Task details: Copy the items verbatim, beginning at the first line and stopping after the line that contains "document-body xyxy=(143,190,815,1151)".

::: Material

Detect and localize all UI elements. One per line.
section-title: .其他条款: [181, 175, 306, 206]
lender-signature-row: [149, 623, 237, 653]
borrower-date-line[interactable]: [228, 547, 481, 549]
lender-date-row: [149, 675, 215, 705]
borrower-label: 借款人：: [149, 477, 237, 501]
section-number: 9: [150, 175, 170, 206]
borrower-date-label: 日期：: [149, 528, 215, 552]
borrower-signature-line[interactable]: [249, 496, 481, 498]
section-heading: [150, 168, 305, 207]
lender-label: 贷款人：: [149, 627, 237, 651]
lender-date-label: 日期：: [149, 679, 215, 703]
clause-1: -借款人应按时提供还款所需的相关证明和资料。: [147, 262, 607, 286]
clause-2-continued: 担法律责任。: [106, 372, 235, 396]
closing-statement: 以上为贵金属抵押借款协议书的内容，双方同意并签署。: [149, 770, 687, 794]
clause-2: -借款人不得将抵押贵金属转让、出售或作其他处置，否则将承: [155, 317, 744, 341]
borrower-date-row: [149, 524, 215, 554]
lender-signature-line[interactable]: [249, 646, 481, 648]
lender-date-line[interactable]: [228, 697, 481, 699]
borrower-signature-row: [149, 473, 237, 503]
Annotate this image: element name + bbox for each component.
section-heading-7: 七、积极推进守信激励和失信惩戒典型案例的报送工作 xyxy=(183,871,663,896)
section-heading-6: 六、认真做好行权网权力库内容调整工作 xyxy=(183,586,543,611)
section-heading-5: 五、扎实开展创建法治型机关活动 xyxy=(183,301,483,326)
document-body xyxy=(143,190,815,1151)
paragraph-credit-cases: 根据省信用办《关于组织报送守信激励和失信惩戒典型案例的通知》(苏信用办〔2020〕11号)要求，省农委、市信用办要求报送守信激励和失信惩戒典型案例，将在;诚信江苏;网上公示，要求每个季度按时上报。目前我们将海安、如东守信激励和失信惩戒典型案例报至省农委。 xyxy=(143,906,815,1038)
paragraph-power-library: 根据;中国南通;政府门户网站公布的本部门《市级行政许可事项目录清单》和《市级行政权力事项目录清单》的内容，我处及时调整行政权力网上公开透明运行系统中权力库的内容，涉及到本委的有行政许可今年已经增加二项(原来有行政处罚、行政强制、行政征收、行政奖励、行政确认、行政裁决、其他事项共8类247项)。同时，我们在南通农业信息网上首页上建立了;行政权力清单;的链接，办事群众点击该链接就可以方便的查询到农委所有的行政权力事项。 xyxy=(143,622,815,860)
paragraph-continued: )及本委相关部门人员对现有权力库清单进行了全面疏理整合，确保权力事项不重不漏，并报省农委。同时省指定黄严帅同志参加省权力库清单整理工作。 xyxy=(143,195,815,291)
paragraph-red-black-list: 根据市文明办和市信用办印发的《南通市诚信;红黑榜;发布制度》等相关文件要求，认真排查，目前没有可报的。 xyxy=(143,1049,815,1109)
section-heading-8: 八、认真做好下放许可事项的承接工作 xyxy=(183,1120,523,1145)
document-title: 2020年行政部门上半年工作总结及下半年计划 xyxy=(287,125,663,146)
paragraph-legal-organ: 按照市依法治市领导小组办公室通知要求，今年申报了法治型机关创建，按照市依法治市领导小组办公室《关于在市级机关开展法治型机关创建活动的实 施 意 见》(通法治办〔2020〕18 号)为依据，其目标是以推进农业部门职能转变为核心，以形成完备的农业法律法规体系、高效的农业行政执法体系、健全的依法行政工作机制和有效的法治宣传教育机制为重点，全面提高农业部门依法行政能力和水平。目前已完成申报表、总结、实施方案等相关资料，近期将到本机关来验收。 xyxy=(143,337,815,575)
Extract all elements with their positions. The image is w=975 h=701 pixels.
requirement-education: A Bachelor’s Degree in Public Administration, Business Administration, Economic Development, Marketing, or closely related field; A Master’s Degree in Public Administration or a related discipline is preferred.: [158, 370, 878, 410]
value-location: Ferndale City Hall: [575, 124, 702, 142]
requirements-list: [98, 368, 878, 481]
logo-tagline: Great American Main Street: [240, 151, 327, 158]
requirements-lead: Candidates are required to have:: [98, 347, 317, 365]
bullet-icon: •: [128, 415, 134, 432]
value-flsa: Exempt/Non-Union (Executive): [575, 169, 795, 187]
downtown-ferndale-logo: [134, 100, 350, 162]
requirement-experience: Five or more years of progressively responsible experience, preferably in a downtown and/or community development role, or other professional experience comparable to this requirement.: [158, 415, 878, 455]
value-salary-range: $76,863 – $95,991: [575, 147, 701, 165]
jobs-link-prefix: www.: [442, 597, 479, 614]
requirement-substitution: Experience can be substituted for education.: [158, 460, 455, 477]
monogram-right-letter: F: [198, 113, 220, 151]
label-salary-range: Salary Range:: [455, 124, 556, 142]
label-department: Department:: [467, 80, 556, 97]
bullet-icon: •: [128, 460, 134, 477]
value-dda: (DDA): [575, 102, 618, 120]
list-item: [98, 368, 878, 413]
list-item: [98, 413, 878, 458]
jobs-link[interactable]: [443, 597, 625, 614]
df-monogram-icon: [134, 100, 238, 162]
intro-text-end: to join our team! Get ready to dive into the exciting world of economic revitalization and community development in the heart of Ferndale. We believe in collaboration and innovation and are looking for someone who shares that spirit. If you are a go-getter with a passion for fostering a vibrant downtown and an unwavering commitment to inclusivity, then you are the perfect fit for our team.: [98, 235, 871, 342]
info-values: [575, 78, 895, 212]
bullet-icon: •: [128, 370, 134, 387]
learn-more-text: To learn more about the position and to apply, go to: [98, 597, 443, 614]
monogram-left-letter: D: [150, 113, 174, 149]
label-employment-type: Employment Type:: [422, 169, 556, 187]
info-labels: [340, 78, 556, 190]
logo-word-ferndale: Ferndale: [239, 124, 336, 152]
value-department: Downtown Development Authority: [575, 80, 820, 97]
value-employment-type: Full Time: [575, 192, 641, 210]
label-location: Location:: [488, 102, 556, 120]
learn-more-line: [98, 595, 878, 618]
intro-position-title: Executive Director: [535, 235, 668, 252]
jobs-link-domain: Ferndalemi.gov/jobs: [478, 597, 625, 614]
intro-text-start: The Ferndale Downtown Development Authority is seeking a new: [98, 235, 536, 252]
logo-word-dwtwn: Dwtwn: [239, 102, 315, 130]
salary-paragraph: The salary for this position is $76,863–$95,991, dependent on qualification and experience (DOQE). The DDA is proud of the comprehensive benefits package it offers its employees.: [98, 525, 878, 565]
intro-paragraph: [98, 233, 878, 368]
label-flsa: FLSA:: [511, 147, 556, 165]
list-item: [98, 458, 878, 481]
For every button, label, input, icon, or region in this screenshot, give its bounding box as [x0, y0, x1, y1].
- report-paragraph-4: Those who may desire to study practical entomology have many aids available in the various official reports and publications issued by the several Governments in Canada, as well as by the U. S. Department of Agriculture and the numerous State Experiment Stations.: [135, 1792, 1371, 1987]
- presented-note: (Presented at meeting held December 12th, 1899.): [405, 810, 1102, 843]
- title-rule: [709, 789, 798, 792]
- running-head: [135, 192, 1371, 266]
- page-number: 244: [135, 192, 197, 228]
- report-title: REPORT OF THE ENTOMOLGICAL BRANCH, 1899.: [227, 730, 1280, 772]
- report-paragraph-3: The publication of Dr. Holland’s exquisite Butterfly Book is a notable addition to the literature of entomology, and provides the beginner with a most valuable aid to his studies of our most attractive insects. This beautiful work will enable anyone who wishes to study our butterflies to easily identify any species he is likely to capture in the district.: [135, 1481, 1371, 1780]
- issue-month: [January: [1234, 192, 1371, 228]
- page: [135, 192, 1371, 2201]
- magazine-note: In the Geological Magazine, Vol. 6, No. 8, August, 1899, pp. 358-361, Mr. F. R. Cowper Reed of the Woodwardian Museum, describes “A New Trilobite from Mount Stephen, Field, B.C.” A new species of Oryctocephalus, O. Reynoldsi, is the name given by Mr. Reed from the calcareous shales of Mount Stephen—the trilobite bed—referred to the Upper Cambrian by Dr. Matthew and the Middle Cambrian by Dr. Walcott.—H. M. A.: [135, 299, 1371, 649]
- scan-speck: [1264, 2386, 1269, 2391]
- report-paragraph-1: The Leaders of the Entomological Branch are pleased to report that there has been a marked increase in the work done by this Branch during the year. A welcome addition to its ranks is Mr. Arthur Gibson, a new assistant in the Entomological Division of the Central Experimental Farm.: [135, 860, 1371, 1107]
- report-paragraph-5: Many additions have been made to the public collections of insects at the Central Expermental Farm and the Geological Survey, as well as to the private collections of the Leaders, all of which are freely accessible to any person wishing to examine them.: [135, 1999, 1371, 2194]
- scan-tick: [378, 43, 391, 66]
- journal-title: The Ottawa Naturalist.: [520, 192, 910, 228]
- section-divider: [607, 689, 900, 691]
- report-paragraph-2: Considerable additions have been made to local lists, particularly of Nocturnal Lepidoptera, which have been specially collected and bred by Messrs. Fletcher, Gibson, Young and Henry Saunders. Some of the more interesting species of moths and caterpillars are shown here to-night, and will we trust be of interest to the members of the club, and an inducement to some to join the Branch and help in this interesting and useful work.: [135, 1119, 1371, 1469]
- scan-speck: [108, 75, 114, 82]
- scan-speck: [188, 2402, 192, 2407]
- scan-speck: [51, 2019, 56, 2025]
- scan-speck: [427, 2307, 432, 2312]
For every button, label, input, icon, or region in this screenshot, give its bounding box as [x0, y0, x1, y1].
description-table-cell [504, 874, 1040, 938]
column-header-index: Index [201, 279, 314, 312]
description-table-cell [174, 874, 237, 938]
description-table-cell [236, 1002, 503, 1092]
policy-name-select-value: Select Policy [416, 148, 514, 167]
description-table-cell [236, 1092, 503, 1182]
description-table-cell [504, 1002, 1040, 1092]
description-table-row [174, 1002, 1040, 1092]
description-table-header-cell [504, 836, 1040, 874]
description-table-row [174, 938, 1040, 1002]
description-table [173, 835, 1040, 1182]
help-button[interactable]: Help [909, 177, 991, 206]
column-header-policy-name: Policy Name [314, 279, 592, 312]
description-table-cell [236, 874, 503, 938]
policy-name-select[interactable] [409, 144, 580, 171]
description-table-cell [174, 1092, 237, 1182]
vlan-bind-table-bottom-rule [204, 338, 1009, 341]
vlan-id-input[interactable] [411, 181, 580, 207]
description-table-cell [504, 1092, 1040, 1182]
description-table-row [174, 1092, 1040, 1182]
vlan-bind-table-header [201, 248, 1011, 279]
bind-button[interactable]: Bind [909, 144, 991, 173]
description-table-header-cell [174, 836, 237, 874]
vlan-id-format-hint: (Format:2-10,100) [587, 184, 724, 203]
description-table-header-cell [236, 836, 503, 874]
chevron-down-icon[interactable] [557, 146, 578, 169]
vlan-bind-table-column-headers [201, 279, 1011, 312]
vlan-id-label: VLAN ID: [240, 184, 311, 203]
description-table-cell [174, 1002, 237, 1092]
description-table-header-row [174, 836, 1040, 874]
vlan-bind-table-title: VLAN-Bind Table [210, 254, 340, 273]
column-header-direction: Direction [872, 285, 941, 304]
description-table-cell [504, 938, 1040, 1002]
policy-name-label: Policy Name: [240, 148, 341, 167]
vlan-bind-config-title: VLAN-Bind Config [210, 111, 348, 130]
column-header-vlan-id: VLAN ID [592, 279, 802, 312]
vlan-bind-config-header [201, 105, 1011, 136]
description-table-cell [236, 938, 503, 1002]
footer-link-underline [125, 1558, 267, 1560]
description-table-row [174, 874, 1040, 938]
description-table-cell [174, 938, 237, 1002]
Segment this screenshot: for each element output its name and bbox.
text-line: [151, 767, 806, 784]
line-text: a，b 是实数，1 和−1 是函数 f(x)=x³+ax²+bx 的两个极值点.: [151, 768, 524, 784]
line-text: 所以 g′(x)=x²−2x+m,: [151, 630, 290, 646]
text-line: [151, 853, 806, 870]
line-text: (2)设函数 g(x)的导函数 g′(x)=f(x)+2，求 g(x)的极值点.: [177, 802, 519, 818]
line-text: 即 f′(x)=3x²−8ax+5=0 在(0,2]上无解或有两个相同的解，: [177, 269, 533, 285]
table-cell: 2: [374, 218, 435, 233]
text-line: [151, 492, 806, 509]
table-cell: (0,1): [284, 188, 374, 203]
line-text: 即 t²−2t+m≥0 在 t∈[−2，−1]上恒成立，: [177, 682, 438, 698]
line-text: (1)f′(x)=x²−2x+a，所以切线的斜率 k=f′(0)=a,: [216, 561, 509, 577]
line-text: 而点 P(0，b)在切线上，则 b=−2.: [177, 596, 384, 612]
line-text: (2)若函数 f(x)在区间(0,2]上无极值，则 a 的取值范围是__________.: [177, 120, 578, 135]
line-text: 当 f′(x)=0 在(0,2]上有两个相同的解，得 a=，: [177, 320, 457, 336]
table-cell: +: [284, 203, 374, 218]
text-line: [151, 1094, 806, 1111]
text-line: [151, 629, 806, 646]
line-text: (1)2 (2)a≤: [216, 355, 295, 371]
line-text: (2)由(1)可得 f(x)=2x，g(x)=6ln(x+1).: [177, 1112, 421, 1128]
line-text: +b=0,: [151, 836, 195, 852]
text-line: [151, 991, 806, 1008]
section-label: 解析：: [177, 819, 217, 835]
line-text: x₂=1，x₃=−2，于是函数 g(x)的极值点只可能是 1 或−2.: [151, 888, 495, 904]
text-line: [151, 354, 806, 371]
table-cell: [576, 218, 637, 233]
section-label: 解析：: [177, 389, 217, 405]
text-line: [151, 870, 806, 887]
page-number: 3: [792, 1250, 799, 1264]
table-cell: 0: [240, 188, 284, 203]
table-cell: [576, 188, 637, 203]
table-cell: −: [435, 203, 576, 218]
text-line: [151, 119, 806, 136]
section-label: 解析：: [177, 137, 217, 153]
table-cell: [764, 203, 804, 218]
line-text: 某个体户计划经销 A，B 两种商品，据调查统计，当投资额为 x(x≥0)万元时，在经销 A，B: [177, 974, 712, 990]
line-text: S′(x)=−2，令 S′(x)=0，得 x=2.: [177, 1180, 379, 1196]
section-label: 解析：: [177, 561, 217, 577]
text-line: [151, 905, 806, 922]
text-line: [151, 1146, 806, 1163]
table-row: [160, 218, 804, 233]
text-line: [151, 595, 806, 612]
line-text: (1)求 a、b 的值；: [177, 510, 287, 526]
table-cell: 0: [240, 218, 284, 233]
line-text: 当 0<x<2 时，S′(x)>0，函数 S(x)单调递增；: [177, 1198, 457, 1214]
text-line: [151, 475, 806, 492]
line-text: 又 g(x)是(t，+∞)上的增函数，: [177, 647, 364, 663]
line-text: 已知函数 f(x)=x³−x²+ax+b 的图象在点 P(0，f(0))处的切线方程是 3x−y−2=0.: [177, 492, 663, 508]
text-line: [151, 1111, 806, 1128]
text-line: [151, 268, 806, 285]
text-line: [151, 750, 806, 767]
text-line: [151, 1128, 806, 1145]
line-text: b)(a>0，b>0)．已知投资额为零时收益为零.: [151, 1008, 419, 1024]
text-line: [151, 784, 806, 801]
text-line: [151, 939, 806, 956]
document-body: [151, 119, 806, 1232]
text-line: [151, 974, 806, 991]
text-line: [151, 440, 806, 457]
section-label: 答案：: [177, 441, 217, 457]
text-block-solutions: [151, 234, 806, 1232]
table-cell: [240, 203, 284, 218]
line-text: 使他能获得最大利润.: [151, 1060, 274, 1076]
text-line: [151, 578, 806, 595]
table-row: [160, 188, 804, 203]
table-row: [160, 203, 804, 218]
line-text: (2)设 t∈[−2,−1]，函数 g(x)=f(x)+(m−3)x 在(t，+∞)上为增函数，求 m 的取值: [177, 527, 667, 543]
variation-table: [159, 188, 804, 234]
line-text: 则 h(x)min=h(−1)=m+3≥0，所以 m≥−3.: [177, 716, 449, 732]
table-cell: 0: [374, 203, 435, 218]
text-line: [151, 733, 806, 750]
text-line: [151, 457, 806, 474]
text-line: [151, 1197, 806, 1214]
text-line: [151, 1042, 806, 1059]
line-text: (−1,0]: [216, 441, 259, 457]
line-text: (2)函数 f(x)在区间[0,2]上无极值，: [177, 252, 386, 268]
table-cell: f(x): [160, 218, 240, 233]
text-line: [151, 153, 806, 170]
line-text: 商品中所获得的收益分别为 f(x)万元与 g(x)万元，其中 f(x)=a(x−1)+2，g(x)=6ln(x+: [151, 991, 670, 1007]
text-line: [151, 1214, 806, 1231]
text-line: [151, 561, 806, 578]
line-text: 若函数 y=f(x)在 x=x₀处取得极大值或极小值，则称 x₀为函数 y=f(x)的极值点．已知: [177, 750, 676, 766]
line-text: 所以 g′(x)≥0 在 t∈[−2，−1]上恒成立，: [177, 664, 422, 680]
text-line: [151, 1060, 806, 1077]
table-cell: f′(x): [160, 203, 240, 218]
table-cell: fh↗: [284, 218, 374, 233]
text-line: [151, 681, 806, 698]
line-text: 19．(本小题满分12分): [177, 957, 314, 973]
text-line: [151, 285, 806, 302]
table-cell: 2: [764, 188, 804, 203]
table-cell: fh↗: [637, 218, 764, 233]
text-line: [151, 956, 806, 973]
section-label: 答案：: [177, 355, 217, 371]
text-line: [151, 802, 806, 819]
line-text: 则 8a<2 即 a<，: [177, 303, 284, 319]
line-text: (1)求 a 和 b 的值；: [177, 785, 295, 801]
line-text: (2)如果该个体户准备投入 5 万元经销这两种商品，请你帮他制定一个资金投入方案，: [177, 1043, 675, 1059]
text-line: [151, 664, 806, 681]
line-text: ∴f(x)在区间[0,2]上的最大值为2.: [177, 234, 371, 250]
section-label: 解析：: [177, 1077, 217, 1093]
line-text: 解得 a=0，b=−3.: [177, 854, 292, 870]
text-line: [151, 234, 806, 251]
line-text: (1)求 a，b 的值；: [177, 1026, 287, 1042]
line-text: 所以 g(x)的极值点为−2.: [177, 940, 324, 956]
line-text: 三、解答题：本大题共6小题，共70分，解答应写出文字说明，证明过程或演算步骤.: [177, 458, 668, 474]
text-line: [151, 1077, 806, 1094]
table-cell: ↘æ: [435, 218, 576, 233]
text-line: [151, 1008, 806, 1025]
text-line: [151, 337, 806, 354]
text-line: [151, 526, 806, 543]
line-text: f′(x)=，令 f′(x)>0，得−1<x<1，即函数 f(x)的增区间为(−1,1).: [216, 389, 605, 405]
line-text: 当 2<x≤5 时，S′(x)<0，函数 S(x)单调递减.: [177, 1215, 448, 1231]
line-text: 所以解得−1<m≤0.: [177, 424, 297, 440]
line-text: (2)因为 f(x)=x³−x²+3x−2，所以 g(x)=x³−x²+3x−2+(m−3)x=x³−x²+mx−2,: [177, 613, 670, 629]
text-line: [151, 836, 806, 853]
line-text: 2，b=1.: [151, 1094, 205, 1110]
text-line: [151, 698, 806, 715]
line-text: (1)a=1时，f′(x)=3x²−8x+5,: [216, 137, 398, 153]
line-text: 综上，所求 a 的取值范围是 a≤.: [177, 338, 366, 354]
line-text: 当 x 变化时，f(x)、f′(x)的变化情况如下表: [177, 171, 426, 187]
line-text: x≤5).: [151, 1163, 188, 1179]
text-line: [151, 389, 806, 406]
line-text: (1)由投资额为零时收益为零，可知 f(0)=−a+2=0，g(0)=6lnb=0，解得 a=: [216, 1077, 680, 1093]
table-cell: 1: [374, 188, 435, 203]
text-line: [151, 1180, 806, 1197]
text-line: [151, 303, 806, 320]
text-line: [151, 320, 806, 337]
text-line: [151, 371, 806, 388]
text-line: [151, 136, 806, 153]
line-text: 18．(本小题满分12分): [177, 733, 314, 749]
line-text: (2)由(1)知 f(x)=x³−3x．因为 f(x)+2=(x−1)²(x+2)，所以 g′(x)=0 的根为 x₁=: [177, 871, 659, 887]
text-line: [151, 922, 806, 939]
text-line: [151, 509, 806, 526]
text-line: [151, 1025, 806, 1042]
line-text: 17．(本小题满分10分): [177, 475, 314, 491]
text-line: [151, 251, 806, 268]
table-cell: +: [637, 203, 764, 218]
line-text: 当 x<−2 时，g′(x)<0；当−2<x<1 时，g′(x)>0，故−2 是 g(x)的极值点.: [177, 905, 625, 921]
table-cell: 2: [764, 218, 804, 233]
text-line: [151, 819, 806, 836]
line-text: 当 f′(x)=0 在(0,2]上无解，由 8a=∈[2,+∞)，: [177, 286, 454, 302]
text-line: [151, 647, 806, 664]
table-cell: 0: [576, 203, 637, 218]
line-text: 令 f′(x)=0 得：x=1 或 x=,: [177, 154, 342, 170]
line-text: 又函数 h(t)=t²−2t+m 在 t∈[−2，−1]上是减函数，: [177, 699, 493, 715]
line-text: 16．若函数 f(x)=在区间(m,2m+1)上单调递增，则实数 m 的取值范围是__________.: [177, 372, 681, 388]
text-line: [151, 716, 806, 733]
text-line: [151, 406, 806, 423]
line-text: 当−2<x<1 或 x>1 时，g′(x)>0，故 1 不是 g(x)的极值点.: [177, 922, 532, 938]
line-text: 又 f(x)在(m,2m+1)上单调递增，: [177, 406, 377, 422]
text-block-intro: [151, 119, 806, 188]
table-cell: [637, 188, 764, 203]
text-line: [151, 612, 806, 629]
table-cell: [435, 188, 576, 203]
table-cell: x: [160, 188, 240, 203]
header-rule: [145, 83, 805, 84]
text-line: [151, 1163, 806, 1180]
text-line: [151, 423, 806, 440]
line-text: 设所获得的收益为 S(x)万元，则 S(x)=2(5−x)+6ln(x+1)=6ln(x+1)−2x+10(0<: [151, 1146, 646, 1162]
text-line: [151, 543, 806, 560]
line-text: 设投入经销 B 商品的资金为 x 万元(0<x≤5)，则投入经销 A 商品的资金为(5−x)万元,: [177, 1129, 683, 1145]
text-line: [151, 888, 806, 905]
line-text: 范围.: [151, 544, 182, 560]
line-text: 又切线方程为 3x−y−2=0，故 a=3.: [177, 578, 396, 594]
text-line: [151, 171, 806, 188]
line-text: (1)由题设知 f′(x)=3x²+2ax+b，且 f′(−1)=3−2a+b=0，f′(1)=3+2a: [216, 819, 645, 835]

::::::

Output of the task:
Detect and localize all UI elements. One per line.
section-title: .其他条款: [181, 175, 306, 206]
lender-signature-row: [149, 623, 237, 653]
borrower-date-line[interactable]: [228, 547, 481, 549]
lender-date-row: [149, 675, 215, 705]
borrower-label: 借款人：: [149, 477, 237, 501]
section-number: 9: [150, 175, 170, 206]
borrower-date-label: 日期：: [149, 528, 215, 552]
borrower-signature-line[interactable]: [249, 496, 481, 498]
section-heading: [150, 168, 305, 207]
lender-label: 贷款人：: [149, 627, 237, 651]
lender-date-label: 日期：: [149, 679, 215, 703]
clause-1: -借款人应按时提供还款所需的相关证明和资料。: [147, 262, 607, 286]
clause-2-continued: 担法律责任。: [106, 372, 235, 396]
closing-statement: 以上为贵金属抵押借款协议书的内容，双方同意并签署。: [149, 770, 687, 794]
clause-2: -借款人不得将抵押贵金属转让、出售或作其他处置，否则将承: [155, 317, 744, 341]
borrower-date-row: [149, 524, 215, 554]
lender-signature-line[interactable]: [249, 646, 481, 648]
lender-date-line[interactable]: [228, 697, 481, 699]
borrower-signature-row: [149, 473, 237, 503]
Annotate this image: element name + bbox for each component.
section-heading-7: 七、积极推进守信激励和失信惩戒典型案例的报送工作 xyxy=(183,871,663,896)
section-heading-6: 六、认真做好行权网权力库内容调整工作 xyxy=(183,586,543,611)
section-heading-5: 五、扎实开展创建法治型机关活动 xyxy=(183,301,483,326)
document-body xyxy=(143,190,815,1151)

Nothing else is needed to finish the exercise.